● **WHAT TO DO**
Repeat every line of the material, character for character.
--- start of PROVIDED DATA ---
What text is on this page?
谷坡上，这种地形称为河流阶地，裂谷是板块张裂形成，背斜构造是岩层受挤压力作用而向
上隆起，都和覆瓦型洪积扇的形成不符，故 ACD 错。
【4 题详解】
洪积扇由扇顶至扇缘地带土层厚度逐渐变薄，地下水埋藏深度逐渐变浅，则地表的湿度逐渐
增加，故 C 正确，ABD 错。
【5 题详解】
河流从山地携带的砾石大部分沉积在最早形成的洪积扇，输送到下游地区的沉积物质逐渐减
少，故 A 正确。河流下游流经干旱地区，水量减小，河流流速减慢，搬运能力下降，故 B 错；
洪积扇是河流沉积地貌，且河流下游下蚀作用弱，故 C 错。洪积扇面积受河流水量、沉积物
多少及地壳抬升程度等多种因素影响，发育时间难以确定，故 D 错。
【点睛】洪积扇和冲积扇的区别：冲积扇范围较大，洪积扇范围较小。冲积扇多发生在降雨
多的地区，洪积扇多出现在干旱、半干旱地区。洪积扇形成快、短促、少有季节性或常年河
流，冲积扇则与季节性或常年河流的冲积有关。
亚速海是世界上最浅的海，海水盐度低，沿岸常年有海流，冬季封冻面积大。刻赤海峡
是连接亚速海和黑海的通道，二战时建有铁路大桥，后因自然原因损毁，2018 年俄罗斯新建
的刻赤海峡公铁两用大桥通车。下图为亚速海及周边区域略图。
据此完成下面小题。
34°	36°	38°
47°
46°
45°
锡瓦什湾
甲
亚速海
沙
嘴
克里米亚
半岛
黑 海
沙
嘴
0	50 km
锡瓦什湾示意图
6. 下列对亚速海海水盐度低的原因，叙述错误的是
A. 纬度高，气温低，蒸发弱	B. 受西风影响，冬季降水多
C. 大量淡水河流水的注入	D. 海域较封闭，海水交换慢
--- end of PROVIDED DATA ---
● **OUTPUT OF THE EXERCISE**
What text is on this page?
谷坡上，这种地形称为河流阶地，裂谷是板块张裂形成，背斜构造是岩层受挤压力作用而向
上隆起，都和覆瓦型洪积扇的形成不符，故 ACD 错。
【4 题详解】
洪积扇由扇顶至扇缘地带土层厚度逐渐变薄，地下水埋藏深度逐渐变浅，则地表的湿度逐渐
增加，故 C 正确，ABD 错。
【5 题详解】
河流从山地携带的砾石大部分沉积在最早形成的洪积扇，输送到下游地区的沉积物质逐渐减
少，故 A 正确。河流下游流经干旱地区，水量减小，河流流速减慢，搬运能力下降，故 B 错；
洪积扇是河流沉积地貌，且河流下游下蚀作用弱，故 C 错。洪积扇面积受河流水量、沉积物
多少及地壳抬升程度等多种因素影响，发育时间难以确定，故 D 错。
【点睛】洪积扇和冲积扇的区别：冲积扇范围较大，洪积扇范围较小。冲积扇多发生在降雨
多的地区，洪积扇多出现在干旱、半干旱地区。洪积扇形成快、短促、少有季节性或常年河
流，冲积扇则与季节性或常年河流的冲积有关。
亚速海是世界上最浅的海，海水盐度低，沿岸常年有海流，冬季封冻面积大。刻赤海峡
是连接亚速海和黑海的通道，二战时建有铁路大桥，后因自然原因损毁，2018 年俄罗斯新建
的刻赤海峡公铁两用大桥通车。下图为亚速海及周边区域略图。
据此完成下面小题。
34°	36°	38°
47°
46°
45°
锡瓦什湾
甲
亚速海
沙
嘴
克里米亚
半岛
黑 海
沙
嘴
0	50 km
锡瓦什湾示意图
6. 下列对亚速海海水盐度低的原因，叙述错误的是
A. 纬度高，气温低，蒸发弱	B. 受西风影响，冬季降水多
C. 大量淡水河流水的注入	D. 海域较封闭，海水交换慢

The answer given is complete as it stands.